What to work on
Work through the listing below and count the lines that hold "设备选型及技术参数". Answer with the number alone.

Start of Input

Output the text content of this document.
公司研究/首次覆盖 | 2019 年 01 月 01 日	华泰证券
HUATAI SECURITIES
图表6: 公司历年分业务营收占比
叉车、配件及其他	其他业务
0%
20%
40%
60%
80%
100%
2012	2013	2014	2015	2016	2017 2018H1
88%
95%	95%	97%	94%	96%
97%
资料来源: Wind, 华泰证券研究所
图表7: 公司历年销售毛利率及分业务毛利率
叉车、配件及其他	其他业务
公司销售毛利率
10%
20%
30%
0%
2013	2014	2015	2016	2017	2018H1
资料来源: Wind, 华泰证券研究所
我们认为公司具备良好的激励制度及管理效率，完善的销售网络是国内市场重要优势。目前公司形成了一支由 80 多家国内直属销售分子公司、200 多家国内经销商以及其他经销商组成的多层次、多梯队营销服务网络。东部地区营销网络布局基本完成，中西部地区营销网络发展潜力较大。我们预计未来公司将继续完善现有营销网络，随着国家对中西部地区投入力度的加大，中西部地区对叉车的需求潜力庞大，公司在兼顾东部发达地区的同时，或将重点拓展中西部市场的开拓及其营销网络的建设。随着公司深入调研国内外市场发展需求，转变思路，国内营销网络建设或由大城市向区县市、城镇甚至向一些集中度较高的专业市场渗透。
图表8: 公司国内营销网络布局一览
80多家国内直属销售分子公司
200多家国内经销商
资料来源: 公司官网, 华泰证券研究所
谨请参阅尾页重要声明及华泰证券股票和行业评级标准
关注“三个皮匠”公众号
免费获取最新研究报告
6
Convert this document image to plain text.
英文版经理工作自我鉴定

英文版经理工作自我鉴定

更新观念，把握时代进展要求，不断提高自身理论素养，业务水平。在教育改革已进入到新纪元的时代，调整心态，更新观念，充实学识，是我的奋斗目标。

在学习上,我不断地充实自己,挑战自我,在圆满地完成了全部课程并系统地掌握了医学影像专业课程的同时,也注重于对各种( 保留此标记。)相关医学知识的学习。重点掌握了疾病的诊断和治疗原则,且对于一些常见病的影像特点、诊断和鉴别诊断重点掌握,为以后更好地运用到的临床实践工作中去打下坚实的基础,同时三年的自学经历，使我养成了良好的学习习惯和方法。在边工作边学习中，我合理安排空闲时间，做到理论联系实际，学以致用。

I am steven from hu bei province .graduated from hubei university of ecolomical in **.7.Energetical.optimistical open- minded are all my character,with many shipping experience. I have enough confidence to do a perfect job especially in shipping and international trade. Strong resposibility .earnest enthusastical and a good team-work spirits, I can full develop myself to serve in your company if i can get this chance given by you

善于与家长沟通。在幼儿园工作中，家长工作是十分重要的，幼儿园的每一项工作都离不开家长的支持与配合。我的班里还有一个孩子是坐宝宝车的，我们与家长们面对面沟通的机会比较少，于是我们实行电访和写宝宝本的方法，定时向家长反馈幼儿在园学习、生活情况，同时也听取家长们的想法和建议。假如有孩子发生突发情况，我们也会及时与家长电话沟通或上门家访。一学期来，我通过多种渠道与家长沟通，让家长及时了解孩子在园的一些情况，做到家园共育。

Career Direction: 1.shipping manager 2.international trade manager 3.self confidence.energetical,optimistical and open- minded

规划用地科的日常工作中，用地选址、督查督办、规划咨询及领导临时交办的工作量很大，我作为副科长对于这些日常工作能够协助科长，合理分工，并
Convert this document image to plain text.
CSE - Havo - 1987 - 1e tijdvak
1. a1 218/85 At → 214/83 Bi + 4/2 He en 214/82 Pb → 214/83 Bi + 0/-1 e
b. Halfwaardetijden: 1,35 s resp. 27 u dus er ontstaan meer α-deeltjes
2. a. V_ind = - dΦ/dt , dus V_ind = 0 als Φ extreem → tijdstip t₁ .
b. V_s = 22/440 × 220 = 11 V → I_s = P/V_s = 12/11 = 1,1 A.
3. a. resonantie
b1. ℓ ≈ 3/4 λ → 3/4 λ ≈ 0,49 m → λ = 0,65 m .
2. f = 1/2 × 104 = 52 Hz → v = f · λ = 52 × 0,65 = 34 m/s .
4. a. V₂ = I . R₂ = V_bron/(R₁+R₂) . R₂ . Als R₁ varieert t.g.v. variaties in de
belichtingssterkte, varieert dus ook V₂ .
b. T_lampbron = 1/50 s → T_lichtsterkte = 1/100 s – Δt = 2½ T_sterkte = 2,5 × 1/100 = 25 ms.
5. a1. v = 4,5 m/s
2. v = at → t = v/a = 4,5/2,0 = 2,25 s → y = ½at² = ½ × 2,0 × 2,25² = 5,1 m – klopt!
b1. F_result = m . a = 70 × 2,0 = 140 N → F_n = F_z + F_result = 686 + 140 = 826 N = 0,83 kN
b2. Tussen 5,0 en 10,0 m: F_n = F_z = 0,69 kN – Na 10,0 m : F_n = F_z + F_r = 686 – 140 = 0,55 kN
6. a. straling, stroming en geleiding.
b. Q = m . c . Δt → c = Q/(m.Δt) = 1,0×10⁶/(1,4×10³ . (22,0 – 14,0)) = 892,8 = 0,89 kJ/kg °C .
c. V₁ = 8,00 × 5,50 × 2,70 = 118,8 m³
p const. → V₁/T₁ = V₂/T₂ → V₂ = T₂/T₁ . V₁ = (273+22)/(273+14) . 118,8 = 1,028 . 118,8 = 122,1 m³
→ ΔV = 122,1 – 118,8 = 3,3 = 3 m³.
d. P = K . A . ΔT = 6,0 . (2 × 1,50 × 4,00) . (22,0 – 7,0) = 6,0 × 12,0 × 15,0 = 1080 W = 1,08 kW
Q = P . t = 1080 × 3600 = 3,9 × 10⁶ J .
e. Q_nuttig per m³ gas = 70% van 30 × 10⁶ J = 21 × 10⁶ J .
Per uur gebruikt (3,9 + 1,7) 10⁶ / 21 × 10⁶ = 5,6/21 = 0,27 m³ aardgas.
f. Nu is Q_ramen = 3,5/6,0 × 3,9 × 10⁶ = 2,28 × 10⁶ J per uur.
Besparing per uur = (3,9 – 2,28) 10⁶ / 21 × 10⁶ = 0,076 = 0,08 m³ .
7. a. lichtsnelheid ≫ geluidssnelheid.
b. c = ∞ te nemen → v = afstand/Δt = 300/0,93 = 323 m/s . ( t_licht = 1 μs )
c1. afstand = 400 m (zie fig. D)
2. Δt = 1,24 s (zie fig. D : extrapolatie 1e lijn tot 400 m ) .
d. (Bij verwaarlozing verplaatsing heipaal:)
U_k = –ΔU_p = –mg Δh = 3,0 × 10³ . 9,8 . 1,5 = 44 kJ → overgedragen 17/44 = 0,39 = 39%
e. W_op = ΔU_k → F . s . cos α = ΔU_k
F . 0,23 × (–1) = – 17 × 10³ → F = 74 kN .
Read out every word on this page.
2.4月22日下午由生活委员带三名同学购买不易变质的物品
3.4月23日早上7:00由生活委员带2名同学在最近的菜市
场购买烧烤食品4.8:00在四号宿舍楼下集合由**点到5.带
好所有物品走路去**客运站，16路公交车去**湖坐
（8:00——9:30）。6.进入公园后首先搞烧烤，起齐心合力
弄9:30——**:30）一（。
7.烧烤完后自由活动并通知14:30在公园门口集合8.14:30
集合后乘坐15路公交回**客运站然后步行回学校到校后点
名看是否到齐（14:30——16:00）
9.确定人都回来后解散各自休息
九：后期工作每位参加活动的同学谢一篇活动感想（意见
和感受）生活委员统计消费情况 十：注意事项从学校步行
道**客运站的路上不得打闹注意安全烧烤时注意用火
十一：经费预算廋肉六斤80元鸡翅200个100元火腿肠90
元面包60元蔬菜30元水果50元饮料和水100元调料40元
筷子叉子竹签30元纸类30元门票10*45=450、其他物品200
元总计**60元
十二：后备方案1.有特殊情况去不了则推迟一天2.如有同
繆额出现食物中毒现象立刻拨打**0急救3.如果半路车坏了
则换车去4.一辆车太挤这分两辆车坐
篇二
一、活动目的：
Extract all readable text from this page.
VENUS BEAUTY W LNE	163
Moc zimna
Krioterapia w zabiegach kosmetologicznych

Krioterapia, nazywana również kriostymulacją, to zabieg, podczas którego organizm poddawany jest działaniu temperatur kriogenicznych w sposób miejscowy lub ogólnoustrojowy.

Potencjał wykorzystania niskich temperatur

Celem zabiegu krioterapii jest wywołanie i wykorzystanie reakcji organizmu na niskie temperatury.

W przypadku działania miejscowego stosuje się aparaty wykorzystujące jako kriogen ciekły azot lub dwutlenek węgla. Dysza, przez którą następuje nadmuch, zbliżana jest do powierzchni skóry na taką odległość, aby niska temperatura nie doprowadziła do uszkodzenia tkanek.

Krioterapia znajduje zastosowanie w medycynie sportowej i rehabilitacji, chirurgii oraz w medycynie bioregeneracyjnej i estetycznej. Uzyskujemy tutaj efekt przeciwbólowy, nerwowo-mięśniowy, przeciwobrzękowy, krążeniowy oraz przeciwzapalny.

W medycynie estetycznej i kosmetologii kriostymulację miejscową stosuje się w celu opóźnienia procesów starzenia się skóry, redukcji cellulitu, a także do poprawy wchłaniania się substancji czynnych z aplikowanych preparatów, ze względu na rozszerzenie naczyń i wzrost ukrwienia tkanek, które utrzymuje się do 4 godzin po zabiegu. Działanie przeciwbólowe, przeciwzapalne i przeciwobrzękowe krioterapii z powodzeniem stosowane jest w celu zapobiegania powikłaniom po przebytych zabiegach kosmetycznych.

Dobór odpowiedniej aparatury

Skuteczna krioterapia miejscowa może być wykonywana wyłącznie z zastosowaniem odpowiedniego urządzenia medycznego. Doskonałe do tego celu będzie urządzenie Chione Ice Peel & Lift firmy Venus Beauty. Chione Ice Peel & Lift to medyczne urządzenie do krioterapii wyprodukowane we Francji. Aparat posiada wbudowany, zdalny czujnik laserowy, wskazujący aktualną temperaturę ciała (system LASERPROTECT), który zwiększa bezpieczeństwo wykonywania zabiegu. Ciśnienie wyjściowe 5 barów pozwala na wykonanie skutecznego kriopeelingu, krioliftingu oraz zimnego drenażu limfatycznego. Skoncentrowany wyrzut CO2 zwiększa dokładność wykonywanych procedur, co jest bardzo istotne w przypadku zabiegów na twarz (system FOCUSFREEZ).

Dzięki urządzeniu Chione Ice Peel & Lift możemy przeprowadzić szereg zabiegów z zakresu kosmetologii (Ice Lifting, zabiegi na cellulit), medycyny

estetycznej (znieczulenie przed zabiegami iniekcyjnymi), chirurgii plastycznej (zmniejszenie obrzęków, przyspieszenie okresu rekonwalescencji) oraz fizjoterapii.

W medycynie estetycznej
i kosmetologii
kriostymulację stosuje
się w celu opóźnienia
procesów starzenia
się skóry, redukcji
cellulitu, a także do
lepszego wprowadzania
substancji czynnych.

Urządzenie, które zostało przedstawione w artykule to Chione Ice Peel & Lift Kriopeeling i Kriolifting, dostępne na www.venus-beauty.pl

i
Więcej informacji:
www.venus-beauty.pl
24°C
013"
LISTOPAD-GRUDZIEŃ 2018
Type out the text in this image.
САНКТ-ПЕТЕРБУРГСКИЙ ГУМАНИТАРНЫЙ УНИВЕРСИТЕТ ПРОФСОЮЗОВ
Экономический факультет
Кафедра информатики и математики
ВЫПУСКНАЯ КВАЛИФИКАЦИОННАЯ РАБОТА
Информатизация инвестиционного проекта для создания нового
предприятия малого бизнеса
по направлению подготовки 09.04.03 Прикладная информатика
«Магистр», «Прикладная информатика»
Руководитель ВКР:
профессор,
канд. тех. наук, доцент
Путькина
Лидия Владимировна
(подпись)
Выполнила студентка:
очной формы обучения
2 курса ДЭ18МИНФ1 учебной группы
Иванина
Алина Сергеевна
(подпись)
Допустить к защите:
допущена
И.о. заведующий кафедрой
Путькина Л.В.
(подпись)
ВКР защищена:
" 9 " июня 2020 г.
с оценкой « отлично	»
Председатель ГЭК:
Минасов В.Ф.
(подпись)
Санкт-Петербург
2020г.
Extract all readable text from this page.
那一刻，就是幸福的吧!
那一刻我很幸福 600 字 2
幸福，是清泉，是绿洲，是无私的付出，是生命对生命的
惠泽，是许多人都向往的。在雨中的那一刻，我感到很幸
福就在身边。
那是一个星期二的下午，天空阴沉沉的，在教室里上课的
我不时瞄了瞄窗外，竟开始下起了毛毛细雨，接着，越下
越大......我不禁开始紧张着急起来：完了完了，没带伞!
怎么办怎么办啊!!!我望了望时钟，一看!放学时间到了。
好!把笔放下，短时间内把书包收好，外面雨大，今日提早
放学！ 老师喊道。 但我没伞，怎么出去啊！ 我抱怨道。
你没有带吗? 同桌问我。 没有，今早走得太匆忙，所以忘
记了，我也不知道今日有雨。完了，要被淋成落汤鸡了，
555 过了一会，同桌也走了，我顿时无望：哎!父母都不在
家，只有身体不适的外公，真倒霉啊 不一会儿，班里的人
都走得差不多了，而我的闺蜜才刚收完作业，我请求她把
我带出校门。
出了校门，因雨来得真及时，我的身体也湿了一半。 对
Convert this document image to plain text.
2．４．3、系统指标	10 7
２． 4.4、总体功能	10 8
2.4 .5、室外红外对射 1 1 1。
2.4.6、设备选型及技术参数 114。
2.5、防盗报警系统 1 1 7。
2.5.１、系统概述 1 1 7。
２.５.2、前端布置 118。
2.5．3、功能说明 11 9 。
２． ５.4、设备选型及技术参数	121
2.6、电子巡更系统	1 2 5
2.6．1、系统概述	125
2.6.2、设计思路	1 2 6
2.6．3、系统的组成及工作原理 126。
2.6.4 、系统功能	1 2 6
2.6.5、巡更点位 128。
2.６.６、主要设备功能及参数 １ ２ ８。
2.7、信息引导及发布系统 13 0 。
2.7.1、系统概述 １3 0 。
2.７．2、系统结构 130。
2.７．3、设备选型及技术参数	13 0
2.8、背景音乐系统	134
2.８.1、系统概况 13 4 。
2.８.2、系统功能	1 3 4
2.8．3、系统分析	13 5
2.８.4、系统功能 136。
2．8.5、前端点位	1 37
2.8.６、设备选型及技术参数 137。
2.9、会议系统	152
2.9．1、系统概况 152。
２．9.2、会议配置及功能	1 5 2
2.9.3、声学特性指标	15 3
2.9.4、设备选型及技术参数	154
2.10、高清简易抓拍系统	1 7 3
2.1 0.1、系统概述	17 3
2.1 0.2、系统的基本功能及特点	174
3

End of Input

Written solution
5